**GOAL**
Gather up the lines that contain "estas".

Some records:

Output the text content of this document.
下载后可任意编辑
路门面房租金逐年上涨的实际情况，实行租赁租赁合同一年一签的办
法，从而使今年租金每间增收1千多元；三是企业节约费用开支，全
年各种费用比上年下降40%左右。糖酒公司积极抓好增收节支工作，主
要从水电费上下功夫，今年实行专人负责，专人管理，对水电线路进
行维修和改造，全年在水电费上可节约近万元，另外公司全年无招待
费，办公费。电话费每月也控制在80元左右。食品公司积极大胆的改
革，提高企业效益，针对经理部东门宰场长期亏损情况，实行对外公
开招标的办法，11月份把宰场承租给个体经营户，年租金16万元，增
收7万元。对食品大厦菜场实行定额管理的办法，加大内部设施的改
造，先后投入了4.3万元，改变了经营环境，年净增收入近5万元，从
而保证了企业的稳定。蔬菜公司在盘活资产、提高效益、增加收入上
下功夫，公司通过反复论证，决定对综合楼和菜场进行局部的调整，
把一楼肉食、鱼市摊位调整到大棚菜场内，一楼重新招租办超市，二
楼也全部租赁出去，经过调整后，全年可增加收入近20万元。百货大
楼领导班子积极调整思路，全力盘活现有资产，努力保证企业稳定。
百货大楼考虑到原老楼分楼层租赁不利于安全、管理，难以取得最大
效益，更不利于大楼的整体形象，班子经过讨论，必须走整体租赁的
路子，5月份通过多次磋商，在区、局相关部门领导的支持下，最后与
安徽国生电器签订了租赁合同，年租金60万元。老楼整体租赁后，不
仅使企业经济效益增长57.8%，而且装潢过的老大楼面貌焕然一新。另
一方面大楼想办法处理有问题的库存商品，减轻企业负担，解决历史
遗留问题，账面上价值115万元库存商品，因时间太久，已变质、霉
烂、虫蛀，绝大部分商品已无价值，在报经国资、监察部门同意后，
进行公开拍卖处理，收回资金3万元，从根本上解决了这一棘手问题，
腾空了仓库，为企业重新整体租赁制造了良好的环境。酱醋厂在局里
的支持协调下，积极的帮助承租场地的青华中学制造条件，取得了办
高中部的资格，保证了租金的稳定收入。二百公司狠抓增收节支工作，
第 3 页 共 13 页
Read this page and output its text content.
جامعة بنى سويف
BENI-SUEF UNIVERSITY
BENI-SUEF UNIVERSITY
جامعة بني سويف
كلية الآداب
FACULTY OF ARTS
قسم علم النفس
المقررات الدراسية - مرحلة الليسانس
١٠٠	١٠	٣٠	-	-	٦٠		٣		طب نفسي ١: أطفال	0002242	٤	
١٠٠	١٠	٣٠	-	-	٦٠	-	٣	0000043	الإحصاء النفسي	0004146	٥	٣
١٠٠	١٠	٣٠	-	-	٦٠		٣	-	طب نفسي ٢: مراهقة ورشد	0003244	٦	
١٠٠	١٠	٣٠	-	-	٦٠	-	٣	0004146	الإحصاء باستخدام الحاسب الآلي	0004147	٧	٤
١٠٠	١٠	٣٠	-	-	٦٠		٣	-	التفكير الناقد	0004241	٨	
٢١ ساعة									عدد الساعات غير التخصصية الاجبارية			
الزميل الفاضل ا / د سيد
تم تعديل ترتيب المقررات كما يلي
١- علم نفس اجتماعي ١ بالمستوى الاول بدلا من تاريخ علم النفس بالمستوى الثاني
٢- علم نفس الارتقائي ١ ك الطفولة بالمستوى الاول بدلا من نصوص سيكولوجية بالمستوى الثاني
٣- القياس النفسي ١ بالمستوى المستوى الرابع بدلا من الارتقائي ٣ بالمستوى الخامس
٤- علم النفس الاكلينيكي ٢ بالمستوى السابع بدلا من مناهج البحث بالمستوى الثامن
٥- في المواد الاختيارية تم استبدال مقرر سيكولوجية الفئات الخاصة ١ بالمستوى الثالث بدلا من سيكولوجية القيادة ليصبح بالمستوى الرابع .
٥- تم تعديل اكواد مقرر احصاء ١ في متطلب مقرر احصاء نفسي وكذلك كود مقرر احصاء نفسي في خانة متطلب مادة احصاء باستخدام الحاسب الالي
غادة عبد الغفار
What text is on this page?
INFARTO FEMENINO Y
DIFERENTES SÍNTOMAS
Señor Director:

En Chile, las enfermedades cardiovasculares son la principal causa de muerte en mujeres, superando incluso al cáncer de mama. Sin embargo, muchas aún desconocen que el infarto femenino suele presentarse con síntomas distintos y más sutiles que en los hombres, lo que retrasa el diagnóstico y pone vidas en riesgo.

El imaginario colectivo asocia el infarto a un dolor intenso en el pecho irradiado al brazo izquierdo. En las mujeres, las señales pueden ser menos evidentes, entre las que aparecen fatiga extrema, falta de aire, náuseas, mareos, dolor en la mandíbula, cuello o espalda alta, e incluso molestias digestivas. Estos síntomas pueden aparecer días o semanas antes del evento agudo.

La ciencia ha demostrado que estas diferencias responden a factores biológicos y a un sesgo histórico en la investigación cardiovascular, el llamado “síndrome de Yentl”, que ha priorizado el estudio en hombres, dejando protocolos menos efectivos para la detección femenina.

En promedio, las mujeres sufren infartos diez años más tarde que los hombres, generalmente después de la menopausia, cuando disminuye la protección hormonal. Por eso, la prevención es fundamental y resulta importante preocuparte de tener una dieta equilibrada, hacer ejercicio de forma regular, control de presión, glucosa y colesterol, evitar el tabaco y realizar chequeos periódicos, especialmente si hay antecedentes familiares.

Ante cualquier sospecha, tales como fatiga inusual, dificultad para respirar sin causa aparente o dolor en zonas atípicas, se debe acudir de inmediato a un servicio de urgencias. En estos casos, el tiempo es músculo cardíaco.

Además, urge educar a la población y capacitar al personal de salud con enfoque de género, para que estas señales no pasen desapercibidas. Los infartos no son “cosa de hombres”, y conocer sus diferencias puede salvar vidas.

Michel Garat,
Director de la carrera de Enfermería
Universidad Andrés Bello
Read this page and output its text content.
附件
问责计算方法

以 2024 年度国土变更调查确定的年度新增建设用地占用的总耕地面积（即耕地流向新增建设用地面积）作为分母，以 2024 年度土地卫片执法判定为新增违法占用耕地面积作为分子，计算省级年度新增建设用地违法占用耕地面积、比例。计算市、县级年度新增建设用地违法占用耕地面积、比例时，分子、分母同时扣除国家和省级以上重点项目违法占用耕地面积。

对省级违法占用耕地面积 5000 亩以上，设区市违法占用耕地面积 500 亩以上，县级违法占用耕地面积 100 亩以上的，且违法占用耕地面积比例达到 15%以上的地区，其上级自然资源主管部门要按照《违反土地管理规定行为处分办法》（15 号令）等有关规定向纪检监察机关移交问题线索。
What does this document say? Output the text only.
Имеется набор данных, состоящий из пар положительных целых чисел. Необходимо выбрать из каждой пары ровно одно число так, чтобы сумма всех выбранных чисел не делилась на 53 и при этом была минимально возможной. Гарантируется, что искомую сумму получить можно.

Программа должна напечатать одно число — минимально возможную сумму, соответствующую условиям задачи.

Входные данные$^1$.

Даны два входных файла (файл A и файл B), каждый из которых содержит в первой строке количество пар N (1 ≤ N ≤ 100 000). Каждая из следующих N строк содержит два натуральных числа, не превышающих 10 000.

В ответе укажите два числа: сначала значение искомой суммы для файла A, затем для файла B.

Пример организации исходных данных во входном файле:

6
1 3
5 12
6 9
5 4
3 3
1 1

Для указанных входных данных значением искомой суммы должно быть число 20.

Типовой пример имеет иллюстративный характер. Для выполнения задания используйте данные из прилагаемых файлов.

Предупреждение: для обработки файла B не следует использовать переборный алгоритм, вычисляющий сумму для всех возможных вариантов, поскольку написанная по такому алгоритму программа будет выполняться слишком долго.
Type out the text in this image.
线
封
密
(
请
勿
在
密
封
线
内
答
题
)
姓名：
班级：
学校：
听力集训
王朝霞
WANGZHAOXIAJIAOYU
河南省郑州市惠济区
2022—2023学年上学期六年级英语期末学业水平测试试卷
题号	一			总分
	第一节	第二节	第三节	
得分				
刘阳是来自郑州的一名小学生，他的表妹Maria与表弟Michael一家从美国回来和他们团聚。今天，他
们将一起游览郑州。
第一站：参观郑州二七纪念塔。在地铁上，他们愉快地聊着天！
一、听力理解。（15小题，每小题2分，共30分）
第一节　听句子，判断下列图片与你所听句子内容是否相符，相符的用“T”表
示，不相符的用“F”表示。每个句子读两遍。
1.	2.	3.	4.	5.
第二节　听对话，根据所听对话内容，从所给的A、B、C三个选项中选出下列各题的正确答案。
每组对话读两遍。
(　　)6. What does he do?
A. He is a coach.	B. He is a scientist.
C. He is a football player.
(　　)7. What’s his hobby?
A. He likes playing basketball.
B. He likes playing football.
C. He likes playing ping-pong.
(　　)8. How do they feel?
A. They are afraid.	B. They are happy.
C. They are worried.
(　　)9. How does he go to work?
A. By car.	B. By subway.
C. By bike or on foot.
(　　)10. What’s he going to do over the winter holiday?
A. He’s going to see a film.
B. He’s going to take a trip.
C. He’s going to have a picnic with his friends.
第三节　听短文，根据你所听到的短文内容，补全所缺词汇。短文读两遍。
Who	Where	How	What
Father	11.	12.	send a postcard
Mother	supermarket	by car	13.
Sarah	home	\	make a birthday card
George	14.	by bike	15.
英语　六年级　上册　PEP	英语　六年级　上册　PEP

**PROBLEM SOLUTION**
La ciencia ha demostrado que estas diferencias responden a factores biológicos y a un sesgo histórico en la investigación cardiovascular, el llamado “síndrome de Yentl”, que ha priorizado el estudio en hombres, dejando protocolos menos efectivos para la detección femenina.
Además, urge educar a la población y capacitar al personal de salud con enfoque de género, para que estas señales no pasen desapercibidas. Los infartos no son “cosa de hombres”, y conocer sus diferencias puede salvar vidas.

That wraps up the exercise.